Texto fornecido:
Opinião: Apoio às manifestações democráticas

O Jornal do Brasil concorda com todas as manifestações democráticas. O JB foi o único jornal do Rio atingido pela ditadura por ter permitido a solidariedade jornalística contra as repressões, os desmandos e a corrupção em alguns segmentos da ditadura.

Nomes como os de Antonio Callado, Alberto Dines, Franklin Martins, Fernando Gabeira, Carlos Lemos, Alceu de Amoroso Lima, Fritz Utzeri, Raul Ryff, Luiz Mario Gazzaneo, entre outros, deixaram nas páginas do jornal histórias de combatividade e, por isso mesmo, sofreram com a repressão e a perseguição da ditadura.

O JB era censurado sistematicamente por não apoiar o golpe, inclusive trazendo consequências, como a própria destruição financeira do JB. A família detentora das ações perdeu tudo, inclusive um prédio inteiro construído na década de 60. A família Brito teve de licenciar o Jornal do Brasil sem poder vendê-lo ou transferi-lo societariamente. Não podia transferir este passivo para qualquer pretendente por ser responsável por ele.

O JB teve o seu sangramento, mas honrou os princípios democráticos. Hoje, acompanha esses acontecimentos e vê perplexo alguns questionamentos que não podem ser de um povo que vem tendo nesses últimos dez anos alavancagem que tirou 28 milhões de brasileiros da pobreza e levou 36 milhões para a classe média.

Os passageiros de transportes coletivos na sua maioria são trabalhadores. Quem paga suas passagens são seus empregadores. No entanto, boa parte dos manifestantes é dos centros urbanos mais ricos do Rio de Janeiro. Isso nos preocupa pela falta de autenticidade da miséria, da fome ou do desemprego.

Segundo dados do Censo 2010, a renda dos moradores dos bairros mais ricos do Rio de Janeiro é dez vezes maior do que a dos bairros mais pobres, números que revelam  desigualdade social que separa bairros da Zona Norte e da Zona Sul.

Entradas de dados armazenados:
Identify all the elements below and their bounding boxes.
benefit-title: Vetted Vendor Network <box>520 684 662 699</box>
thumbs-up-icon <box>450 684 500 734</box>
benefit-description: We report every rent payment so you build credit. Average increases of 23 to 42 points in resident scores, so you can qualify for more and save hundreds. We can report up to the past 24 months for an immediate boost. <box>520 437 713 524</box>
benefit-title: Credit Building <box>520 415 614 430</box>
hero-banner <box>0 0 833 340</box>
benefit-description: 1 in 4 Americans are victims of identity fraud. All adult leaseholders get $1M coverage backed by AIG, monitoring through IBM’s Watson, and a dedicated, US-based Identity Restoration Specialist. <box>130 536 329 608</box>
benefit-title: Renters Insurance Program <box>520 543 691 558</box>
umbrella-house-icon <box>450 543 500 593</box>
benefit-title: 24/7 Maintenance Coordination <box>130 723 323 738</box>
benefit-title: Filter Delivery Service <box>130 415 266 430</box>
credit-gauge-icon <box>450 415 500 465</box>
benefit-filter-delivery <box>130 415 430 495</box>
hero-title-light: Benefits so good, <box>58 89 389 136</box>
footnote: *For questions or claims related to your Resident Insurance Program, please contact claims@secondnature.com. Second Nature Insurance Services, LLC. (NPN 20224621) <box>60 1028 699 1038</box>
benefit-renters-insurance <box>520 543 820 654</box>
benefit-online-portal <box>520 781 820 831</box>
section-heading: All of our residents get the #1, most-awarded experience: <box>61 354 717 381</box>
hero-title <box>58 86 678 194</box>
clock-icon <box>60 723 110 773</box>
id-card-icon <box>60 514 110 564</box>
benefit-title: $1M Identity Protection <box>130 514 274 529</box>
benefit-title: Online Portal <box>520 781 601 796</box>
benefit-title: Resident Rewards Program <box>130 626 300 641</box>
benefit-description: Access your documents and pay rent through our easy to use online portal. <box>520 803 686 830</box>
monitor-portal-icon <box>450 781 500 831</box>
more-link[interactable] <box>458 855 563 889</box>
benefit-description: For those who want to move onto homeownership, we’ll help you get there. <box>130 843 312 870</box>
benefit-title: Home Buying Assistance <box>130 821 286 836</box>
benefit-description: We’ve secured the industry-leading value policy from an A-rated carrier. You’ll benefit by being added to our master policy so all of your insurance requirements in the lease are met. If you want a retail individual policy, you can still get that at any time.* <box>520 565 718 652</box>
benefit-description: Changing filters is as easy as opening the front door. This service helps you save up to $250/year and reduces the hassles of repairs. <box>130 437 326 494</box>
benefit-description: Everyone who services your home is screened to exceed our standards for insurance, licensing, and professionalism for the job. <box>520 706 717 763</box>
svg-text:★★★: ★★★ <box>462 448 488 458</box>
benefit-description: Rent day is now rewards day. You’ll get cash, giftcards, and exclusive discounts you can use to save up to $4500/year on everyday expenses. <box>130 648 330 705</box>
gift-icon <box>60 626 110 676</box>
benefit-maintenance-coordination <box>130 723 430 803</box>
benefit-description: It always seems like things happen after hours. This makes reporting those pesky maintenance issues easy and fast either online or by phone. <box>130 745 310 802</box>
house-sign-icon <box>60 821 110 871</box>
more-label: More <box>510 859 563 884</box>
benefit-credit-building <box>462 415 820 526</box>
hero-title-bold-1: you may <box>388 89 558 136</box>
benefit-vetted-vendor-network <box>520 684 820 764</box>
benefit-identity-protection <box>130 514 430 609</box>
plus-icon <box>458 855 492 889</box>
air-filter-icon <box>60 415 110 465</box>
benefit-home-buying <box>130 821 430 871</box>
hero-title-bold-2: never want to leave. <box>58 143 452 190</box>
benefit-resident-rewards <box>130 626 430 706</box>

Verifique sua compreensão:
1: Devolva, sem nenhuma alteração, todo o trecho do artigo de opinião que vai de "Opinião: Apoio às" até "perseguição da ditadura.".
2: Liste todos os males contra os quais, segundo o artigo de opinião, o JB permitiu a solidariedade jornalística.
Os itens não têm relação com o artigo de opinião.

Resultados por tarefa:
1:
Opinião: Apoio às manifestações democráticas

O Jornal do Brasil concorda com todas as manifestações democráticas. O JB foi o único jornal do Rio atingido pela ditadura por ter permitido a solidariedade jornalística contra as repressões, os desmandos e a corrupção em alguns segmentos da ditadura.

Nomes como os de Antonio Callado, Alberto Dines, Franklin Martins, Fernando Gabeira, Carlos Lemos, Alceu de Amoroso Lima, Fritz Utzeri, Raul Ryff, Luiz Mario Gazzaneo, entre outros, deixaram nas páginas do jornal histórias de combatividade e, por isso mesmo, sofreram com a repressão e a perseguição da ditadura.

2:
- as repressões
- os desmandos
- a corrupção em alguns segmentos da ditadura